= Exercise directions =
Below are some records: retype them all exactly, but not the pictures.

= Record set =

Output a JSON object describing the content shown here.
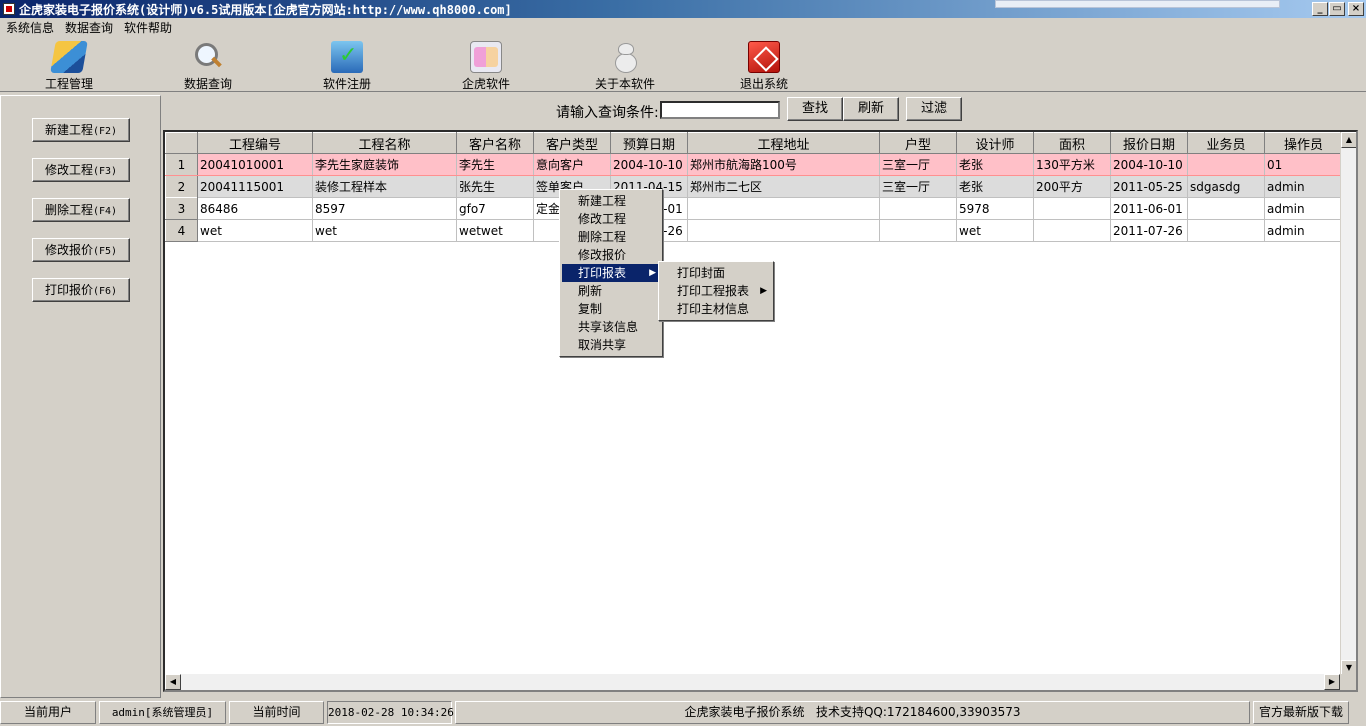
{
  "window": {
    "title": "企虎家装电子报价系统(设计师)v6.5试用版本[企虎官方网站:http://www.qh8000.com]",
    "controls": [
      "_",
      "▭",
      "×"
    ]
  },
  "menubar": [
    "系统信息",
    "数据查询",
    "软件帮助"
  ],
  "toolbar": [
    {
      "label": "工程管理",
      "icon": "project-icon"
    },
    {
      "label": "数据查询",
      "icon": "magnifier-icon"
    },
    {
      "label": "软件注册",
      "icon": "register-icon"
    },
    {
      "label": "企虎软件",
      "icon": "qihu-software-icon"
    },
    {
      "label": "关于本软件",
      "icon": "about-icon"
    },
    {
      "label": "退出系统",
      "icon": "exit-icon"
    }
  ],
  "side_buttons": [
    {
      "label": "新建工程",
      "key": "(F2)"
    },
    {
      "label": "修改工程",
      "key": "(F3)"
    },
    {
      "label": "删除工程",
      "key": "(F4)"
    },
    {
      "label": "修改报价",
      "key": "(F5)"
    },
    {
      "label": "打印报价",
      "key": "(F6)"
    }
  ],
  "search": {
    "label": "请输入查询条件:",
    "value": "",
    "buttons": [
      "查找",
      "刷新",
      "过滤"
    ]
  },
  "table": {
    "columns": [
      "",
      "工程编号",
      "工程名称",
      "客户名称",
      "客户类型",
      "预算日期",
      "工程地址",
      "户型",
      "设计师",
      "面积",
      "报价日期",
      "业务员",
      "操作员"
    ],
    "rows": [
      [
        "1",
        "20041010001",
        "李先生家庭装饰",
        "李先生",
        "意向客户",
        "2004-10-10",
        "郑州市航海路100号",
        "三室一厅",
        "老张",
        "130平方米",
        "2004-10-10",
        "",
        "01"
      ],
      [
        "2",
        "20041115001",
        "装修工程样本",
        "张先生",
        "签单客户",
        "2011-04-15",
        "郑州市二七区",
        "三室一厅",
        "老张",
        "200平方",
        "2011-05-25",
        "sdgasdg",
        "admin"
      ],
      [
        "3",
        "86486",
        "8597",
        "gfo7",
        "定金客户",
        "2011-06-01",
        "",
        "",
        "5978",
        "",
        "2011-06-01",
        "",
        "admin"
      ],
      [
        "4",
        "wet",
        "wet",
        "wetwet",
        "",
        "2011-07-26",
        "",
        "",
        "wet",
        "",
        "2011-07-26",
        "",
        "admin"
      ]
    ]
  },
  "context_menu": {
    "items": [
      "新建工程",
      "修改工程",
      "删除工程",
      "修改报价",
      "打印报表",
      "刷新",
      "复制",
      "共享该信息",
      "取消共享"
    ],
    "active": "打印报表",
    "submenu": [
      "打印封面",
      "打印工程报表",
      "打印主材信息"
    ]
  },
  "status": {
    "user_label": "当前用户",
    "user_value": "admin[系统管理员]",
    "time_label": "当前时间",
    "time_value": "2018-02-28 10:34:26",
    "info": "企虎家装电子报价系统   技术支持QQ:172184600,33903573",
    "download": "官方最新版下载"
  }
}
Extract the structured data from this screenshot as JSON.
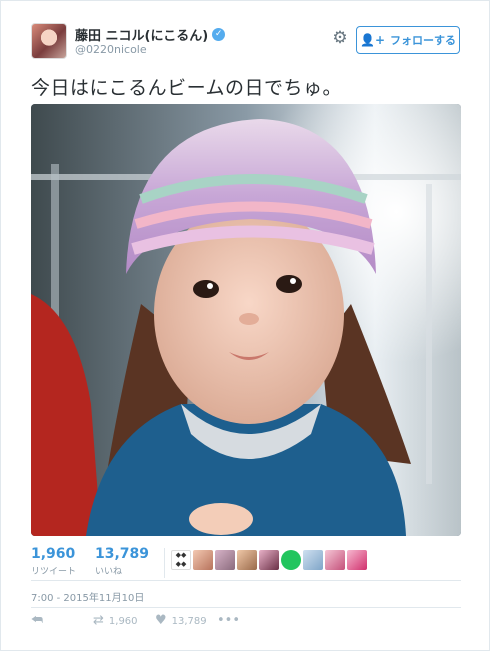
{
  "author": {
    "display_name": "藤田 ニコル(にこるん)",
    "handle": "@0220nicole",
    "verified_glyph": "✓"
  },
  "header": {
    "follow_label": "フォローする",
    "follow_icon": "person-plus-icon",
    "settings_icon": "gear-icon"
  },
  "tweet": {
    "text": "今日はにこるんビームの日でちゅ。",
    "photo_description_icon": "photo"
  },
  "stats": {
    "retweets": {
      "count": "1,960",
      "label": "リツイート"
    },
    "likes": {
      "count": "13,789",
      "label": "いいね"
    }
  },
  "timestamp": "7:00 - 2015年11月10日",
  "actions": {
    "reply_icon": "reply-icon",
    "retweet_icon": "retweet-icon",
    "retweet_count": "1,960",
    "like_icon": "heart-icon",
    "like_count": "13,789",
    "more_icon": "more-icon",
    "more_glyph": "•••"
  },
  "colors": {
    "accent": "#3b94d9",
    "muted": "#8899a6",
    "text": "#292f33"
  }
}
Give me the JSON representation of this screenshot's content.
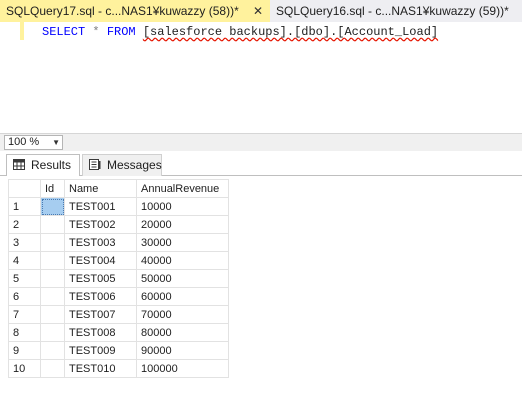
{
  "tabs": [
    {
      "label": "SQLQuery17.sql - c...NAS1¥kuwazzy (58))*",
      "close": "✕"
    },
    {
      "label": "SQLQuery16.sql - c...NAS1¥kuwazzy (59))*"
    }
  ],
  "editor": {
    "select_kw": "SELECT",
    "star": "*",
    "from_kw": "FROM",
    "table_ref": "[salesforce backups].[dbo].[Account_Load]"
  },
  "zoom": {
    "value": "100 %"
  },
  "results_tabs": {
    "results": "Results",
    "messages": "Messages"
  },
  "grid": {
    "columns": [
      "Id",
      "Name",
      "AnnualRevenue"
    ],
    "rows": [
      {
        "num": "1",
        "id": "",
        "name": "TEST001",
        "revenue": "10000"
      },
      {
        "num": "2",
        "id": "",
        "name": "TEST002",
        "revenue": "20000"
      },
      {
        "num": "3",
        "id": "",
        "name": "TEST003",
        "revenue": "30000"
      },
      {
        "num": "4",
        "id": "",
        "name": "TEST004",
        "revenue": "40000"
      },
      {
        "num": "5",
        "id": "",
        "name": "TEST005",
        "revenue": "50000"
      },
      {
        "num": "6",
        "id": "",
        "name": "TEST006",
        "revenue": "60000"
      },
      {
        "num": "7",
        "id": "",
        "name": "TEST007",
        "revenue": "70000"
      },
      {
        "num": "8",
        "id": "",
        "name": "TEST008",
        "revenue": "80000"
      },
      {
        "num": "9",
        "id": "",
        "name": "TEST009",
        "revenue": "90000"
      },
      {
        "num": "10",
        "id": "",
        "name": "TEST010",
        "revenue": "100000"
      }
    ]
  },
  "colors": {
    "active_tab": "#fff29d",
    "keyword": "#0000ff",
    "selection": "#a6cdf0"
  }
}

= Response to this exercise =
Output a JSON object describing the content shown here.
{
  "window": {
    "title": "企虎家装电子报价系统(设计师)v6.5试用版本[企虎官方网站:http://www.qh8000.com]",
    "controls": [
      "_",
      "▭",
      "×"
    ]
  },
  "menubar": [
    "系统信息",
    "数据查询",
    "软件帮助"
  ],
  "toolbar": [
    {
      "label": "工程管理",
      "icon": "project-icon"
    },
    {
      "label": "数据查询",
      "icon": "magnifier-icon"
    },
    {
      "label": "软件注册",
      "icon": "register-icon"
    },
    {
      "label": "企虎软件",
      "icon": "qihu-software-icon"
    },
    {
      "label": "关于本软件",
      "icon": "about-icon"
    },
    {
      "label": "退出系统",
      "icon": "exit-icon"
    }
  ],
  "side_buttons": [
    {
      "label": "新建工程",
      "key": "(F2)"
    },
    {
      "label": "修改工程",
      "key": "(F3)"
    },
    {
      "label": "删除工程",
      "key": "(F4)"
    },
    {
      "label": "修改报价",
      "key": "(F5)"
    },
    {
      "label": "打印报价",
      "key": "(F6)"
    }
  ],
  "search": {
    "label": "请输入查询条件:",
    "value": "",
    "buttons": [
      "查找",
      "刷新",
      "过滤"
    ]
  },
  "table": {
    "columns": [
      "",
      "工程编号",
      "工程名称",
      "客户名称",
      "客户类型",
      "预算日期",
      "工程地址",
      "户型",
      "设计师",
      "面积",
      "报价日期",
      "业务员",
      "操作员"
    ],
    "rows": [
      [
        "1",
        "20041010001",
        "李先生家庭装饰",
        "李先生",
        "意向客户",
        "2004-10-10",
        "郑州市航海路100号",
        "三室一厅",
        "老张",
        "130平方米",
        "2004-10-10",
        "",
        "01"
      ],
      [
        "2",
        "20041115001",
        "装修工程样本",
        "张先生",
        "签单客户",
        "2011-04-15",
        "郑州市二七区",
        "三室一厅",
        "老张",
        "200平方",
        "2011-05-25",
        "sdgasdg",
        "admin"
      ],
      [
        "3",
        "86486",
        "8597",
        "gfo7",
        "定金客户",
        "2011-06-01",
        "",
        "",
        "5978",
        "",
        "2011-06-01",
        "",
        "admin"
      ],
      [
        "4",
        "wet",
        "wet",
        "wetwet",
        "",
        "2011-07-26",
        "",
        "",
        "wet",
        "",
        "2011-07-26",
        "",
        "admin"
      ]
    ]
  },
  "context_menu": {
    "items": [
      "新建工程",
      "修改工程",
      "删除工程",
      "修改报价",
      "打印报表",
      "刷新",
      "复制",
      "共享该信息",
      "取消共享"
    ],
    "active": "打印报表",
    "submenu": [
      "打印封面",
      "打印工程报表",
      "打印主材信息"
    ]
  },
  "status": {
    "user_label": "当前用户",
    "user_value": "admin[系统管理员]",
    "time_label": "当前时间",
    "time_value": "2018-02-28 10:34:26",
    "info": "企虎家装电子报价系统   技术支持QQ:172184600,33903573",
    "download": "官方最新版下载"
  }
}
Extract the structured data from this screenshot as JSON.
{
  "author": {
    "display_name": "藤田 ニコル(にこるん)",
    "handle": "@0220nicole",
    "verified_glyph": "✓"
  },
  "header": {
    "follow_label": "フォローする",
    "follow_icon": "person-plus-icon",
    "settings_icon": "gear-icon"
  },
  "tweet": {
    "text": "今日はにこるんビームの日でちゅ。",
    "photo_description_icon": "photo"
  },
  "stats": {
    "retweets": {
      "count": "1,960",
      "label": "リツイート"
    },
    "likes": {
      "count": "13,789",
      "label": "いいね"
    }
  },
  "timestamp": "7:00 - 2015年11月10日",
  "actions": {
    "reply_icon": "reply-icon",
    "retweet_icon": "retweet-icon",
    "retweet_count": "1,960",
    "like_icon": "heart-icon",
    "like_count": "13,789",
    "more_icon": "more-icon",
    "more_glyph": "•••"
  },
  "colors": {
    "accent": "#3b94d9",
    "muted": "#8899a6",
    "text": "#292f33"
  }
}
Give me the JSON representation of this screenshot's content.
{
  "tabs": [
    {
      "label": "SQLQuery17.sql - c...NAS1¥kuwazzy (58))*",
      "close": "✕"
    },
    {
      "label": "SQLQuery16.sql - c...NAS1¥kuwazzy (59))*"
    }
  ],
  "editor": {
    "select_kw": "SELECT",
    "star": "*",
    "from_kw": "FROM",
    "table_ref": "[salesforce backups].[dbo].[Account_Load]"
  },
  "zoom": {
    "value": "100 %"
  },
  "results_tabs": {
    "results": "Results",
    "messages": "Messages"
  },
  "grid": {
    "columns": [
      "Id",
      "Name",
      "AnnualRevenue"
    ],
    "rows": [
      {
        "num": "1",
        "id": "",
        "name": "TEST001",
        "revenue": "10000"
      },
      {
        "num": "2",
        "id": "",
        "name": "TEST002",
        "revenue": "20000"
      },
      {
        "num": "3",
        "id": "",
        "name": "TEST003",
        "revenue": "30000"
      },
      {
        "num": "4",
        "id": "",
        "name": "TEST004",
        "revenue": "40000"
      },
      {
        "num": "5",
        "id": "",
        "name": "TEST005",
        "revenue": "50000"
      },
      {
        "num": "6",
        "id": "",
        "name": "TEST006",
        "revenue": "60000"
      },
      {
        "num": "7",
        "id": "",
        "name": "TEST007",
        "revenue": "70000"
      },
      {
        "num": "8",
        "id": "",
        "name": "TEST008",
        "revenue": "80000"
      },
      {
        "num": "9",
        "id": "",
        "name": "TEST009",
        "revenue": "90000"
      },
      {
        "num": "10",
        "id": "",
        "name": "TEST010",
        "revenue": "100000"
      }
    ]
  },
  "colors": {
    "active_tab": "#fff29d",
    "keyword": "#0000ff",
    "selection": "#a6cdf0"
  }
}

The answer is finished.